* **Exercise requirements**: Copy out each line of the data holding "Samling".

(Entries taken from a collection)
··········

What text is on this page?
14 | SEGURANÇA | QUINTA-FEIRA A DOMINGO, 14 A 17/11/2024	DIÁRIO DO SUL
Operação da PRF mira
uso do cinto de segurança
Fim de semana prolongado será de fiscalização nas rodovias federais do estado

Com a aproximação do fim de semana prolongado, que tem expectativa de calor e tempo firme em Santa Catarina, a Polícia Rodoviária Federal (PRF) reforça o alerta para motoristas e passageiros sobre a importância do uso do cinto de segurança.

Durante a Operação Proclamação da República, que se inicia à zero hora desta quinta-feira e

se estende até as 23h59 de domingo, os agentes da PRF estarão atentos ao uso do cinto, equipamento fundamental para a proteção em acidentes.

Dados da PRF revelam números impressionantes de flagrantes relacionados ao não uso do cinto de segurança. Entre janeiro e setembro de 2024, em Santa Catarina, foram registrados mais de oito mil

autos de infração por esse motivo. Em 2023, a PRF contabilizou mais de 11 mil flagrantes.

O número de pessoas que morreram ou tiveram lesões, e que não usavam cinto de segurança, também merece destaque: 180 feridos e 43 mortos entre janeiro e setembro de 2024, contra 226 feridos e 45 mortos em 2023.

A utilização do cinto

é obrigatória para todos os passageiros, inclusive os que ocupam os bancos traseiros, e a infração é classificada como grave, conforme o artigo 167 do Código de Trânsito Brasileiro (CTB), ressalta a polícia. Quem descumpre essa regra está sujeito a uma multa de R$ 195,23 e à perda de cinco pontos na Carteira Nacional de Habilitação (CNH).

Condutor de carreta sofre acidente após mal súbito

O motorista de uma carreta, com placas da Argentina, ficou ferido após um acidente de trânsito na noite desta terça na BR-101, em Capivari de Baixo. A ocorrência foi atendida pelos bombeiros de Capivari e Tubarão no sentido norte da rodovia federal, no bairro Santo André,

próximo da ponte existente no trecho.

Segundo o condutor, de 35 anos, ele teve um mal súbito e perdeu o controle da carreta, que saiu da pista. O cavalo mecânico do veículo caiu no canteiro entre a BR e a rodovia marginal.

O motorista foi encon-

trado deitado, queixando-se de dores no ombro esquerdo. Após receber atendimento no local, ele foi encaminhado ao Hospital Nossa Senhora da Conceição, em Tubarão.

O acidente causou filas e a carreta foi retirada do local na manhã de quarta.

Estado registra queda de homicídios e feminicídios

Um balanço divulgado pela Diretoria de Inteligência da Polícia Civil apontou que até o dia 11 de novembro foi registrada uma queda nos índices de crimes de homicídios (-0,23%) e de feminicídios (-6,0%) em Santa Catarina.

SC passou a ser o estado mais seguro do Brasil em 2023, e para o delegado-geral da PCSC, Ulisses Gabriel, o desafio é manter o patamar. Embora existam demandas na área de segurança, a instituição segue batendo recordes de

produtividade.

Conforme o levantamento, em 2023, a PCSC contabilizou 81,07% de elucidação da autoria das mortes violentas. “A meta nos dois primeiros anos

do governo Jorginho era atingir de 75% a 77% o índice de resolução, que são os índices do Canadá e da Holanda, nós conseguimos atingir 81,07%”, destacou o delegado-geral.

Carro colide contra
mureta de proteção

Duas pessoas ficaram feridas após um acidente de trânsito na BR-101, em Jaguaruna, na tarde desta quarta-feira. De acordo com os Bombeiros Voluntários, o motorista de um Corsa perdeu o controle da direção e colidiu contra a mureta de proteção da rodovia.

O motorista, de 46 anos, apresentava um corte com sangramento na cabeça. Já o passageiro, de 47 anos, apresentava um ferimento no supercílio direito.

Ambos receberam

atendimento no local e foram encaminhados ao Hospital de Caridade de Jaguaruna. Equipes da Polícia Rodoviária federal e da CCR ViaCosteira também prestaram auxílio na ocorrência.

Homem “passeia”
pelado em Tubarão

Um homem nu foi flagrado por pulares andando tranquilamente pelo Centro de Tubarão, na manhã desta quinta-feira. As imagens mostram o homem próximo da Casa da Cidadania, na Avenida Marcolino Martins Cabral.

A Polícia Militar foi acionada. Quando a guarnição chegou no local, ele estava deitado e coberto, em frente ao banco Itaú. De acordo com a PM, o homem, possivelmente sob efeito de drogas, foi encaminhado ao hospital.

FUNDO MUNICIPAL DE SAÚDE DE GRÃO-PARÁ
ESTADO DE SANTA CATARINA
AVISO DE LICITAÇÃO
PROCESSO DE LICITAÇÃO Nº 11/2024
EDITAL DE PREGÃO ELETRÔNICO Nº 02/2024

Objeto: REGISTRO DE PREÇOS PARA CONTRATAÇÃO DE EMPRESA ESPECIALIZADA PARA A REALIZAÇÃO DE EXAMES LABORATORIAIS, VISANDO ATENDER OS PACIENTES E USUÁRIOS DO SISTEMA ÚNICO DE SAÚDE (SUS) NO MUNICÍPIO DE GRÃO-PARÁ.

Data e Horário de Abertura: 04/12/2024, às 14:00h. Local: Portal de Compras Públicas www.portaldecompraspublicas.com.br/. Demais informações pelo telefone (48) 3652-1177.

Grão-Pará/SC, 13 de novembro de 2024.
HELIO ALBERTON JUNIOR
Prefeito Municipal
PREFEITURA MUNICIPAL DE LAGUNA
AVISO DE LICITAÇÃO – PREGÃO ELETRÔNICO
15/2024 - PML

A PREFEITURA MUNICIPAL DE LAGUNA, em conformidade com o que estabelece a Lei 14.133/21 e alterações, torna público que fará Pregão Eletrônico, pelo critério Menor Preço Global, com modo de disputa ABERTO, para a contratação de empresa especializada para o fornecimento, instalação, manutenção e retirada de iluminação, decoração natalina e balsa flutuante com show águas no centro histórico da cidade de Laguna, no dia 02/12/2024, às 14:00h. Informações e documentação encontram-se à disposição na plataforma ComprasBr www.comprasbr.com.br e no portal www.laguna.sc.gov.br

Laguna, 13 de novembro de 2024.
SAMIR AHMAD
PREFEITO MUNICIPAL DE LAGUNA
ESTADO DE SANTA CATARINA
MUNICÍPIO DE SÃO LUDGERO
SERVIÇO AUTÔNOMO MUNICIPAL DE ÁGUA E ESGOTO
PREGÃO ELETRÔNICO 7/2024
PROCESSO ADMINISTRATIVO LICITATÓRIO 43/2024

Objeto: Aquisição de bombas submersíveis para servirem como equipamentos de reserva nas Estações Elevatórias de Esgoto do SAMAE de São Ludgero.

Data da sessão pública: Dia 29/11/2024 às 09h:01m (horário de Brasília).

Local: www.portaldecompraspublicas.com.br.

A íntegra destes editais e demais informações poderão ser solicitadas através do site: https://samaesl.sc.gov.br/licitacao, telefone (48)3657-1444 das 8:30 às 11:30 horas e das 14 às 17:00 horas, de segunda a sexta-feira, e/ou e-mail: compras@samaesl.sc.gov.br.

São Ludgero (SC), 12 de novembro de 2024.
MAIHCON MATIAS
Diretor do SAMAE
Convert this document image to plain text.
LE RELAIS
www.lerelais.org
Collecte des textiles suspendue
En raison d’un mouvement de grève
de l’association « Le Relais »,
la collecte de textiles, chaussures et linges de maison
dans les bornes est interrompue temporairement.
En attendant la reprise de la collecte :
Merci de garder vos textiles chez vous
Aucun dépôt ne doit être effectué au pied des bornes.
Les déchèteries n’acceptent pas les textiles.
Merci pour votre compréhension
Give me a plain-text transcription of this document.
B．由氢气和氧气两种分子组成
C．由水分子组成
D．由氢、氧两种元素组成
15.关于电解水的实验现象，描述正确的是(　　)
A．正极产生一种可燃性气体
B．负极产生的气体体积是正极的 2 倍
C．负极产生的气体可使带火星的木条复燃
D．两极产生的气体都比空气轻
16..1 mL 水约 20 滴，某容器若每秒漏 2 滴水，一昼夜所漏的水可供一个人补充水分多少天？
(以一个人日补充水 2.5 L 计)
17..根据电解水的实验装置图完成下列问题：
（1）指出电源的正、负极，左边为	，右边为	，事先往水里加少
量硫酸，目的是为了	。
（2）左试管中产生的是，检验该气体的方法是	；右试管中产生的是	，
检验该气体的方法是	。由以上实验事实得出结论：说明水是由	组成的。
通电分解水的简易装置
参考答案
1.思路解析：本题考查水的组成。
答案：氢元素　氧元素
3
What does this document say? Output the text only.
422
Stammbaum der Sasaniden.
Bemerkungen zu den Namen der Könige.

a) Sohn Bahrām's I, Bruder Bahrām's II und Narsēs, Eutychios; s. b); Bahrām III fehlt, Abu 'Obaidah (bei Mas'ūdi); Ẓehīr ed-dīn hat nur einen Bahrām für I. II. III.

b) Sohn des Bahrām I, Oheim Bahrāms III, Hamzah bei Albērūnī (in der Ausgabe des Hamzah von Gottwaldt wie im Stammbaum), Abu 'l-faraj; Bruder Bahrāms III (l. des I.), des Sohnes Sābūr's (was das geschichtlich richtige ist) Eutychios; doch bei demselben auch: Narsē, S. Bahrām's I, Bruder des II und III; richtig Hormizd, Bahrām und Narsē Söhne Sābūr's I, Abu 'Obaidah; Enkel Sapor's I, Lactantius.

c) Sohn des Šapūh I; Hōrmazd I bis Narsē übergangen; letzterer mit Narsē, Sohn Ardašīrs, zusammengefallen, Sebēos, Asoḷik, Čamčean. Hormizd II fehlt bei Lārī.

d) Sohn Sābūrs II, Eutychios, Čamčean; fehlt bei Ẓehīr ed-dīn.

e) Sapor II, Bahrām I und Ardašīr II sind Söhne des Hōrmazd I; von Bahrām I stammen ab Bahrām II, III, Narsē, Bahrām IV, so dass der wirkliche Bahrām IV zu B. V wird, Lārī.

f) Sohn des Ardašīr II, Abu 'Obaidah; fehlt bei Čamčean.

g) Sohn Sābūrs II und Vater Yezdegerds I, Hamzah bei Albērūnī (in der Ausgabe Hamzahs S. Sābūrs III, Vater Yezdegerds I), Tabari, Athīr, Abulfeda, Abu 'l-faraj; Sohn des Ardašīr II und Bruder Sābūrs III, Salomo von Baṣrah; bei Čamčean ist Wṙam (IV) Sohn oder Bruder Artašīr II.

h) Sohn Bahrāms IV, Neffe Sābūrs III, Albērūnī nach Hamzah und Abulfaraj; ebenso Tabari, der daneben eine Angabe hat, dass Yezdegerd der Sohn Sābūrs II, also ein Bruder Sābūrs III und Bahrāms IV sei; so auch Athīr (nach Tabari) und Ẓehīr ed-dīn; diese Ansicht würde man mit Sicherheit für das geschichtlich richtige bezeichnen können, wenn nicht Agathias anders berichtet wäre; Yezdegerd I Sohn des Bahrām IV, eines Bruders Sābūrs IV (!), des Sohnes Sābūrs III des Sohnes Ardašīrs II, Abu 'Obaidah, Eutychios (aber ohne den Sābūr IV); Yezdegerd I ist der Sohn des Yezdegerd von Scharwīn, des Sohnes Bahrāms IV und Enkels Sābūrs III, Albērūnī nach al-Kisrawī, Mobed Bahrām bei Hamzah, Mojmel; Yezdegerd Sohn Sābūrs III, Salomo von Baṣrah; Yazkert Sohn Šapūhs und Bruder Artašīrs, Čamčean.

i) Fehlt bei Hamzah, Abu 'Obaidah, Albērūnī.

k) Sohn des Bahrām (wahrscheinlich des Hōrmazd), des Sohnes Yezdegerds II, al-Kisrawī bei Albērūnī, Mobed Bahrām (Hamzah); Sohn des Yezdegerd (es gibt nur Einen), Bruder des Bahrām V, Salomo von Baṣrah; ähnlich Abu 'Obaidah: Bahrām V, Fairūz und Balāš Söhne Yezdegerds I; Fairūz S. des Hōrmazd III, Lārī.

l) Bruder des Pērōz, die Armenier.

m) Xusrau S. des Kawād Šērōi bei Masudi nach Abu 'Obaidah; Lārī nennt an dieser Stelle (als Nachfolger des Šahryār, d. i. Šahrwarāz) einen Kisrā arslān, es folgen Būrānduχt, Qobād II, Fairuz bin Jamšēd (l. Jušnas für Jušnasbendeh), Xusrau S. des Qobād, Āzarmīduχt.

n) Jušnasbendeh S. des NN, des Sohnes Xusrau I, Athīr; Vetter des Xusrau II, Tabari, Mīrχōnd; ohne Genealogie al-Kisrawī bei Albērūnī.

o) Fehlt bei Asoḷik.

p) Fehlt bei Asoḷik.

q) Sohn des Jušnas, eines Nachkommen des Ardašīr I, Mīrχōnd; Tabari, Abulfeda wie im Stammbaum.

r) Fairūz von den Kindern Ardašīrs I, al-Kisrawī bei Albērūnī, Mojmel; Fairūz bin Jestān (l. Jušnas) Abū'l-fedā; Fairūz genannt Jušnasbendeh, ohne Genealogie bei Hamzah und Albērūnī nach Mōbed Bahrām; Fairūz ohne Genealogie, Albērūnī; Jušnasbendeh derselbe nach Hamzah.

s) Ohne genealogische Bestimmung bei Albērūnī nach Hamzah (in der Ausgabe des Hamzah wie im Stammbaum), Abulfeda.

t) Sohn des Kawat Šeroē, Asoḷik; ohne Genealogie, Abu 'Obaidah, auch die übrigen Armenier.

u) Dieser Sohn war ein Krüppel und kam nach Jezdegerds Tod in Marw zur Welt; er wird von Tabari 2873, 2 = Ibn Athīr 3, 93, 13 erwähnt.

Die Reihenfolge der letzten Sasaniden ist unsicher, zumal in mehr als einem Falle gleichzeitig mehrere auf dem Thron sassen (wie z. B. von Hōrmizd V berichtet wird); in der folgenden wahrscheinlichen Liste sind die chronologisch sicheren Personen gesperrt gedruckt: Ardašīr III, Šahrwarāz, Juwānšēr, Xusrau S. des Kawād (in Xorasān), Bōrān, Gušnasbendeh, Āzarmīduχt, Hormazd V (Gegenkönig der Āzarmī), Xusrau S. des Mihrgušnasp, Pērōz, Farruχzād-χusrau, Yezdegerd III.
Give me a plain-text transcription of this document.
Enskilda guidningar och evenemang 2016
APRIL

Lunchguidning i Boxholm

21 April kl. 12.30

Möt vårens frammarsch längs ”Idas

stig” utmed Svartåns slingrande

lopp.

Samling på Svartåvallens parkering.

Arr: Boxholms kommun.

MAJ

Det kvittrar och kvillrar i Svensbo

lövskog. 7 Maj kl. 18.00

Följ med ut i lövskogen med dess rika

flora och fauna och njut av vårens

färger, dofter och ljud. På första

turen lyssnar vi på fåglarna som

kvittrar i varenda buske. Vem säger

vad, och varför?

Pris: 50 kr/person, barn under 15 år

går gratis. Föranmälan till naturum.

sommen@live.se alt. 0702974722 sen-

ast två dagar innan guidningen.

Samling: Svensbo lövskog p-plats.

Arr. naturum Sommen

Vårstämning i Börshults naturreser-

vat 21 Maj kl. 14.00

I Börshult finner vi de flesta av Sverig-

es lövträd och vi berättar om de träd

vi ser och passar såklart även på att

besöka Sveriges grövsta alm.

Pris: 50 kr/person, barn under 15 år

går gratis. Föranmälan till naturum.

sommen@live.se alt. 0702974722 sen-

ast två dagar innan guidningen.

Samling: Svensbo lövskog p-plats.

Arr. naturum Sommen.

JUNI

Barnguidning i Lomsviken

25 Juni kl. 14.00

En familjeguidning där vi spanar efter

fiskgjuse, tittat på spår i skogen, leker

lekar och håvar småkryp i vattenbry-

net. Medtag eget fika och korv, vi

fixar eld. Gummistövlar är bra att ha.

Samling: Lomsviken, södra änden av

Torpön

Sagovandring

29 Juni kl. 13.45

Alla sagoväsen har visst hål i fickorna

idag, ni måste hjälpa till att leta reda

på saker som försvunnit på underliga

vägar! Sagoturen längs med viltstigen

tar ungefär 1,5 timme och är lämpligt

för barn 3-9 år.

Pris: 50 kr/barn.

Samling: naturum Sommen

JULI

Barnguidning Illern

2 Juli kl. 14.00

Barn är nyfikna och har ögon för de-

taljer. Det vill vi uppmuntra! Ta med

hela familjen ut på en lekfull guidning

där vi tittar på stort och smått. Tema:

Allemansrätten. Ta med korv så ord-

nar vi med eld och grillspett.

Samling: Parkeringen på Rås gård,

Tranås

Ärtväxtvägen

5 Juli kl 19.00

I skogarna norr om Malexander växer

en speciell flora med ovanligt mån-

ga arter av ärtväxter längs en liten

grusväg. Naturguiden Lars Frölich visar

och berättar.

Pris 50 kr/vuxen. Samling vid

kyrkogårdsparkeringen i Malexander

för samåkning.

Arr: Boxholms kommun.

··········

* **Output for this exercise**:
Samling på Svartåvallens parkering.
Samling: Svensbo lövskog p-plats.
Samling: Svensbo lövskog p-plats.
Samling: Lomsviken, södra änden av
Samling: naturum Sommen
Samling: Parkeringen på Rås gård,
Pris 50 kr/vuxen. Samling vid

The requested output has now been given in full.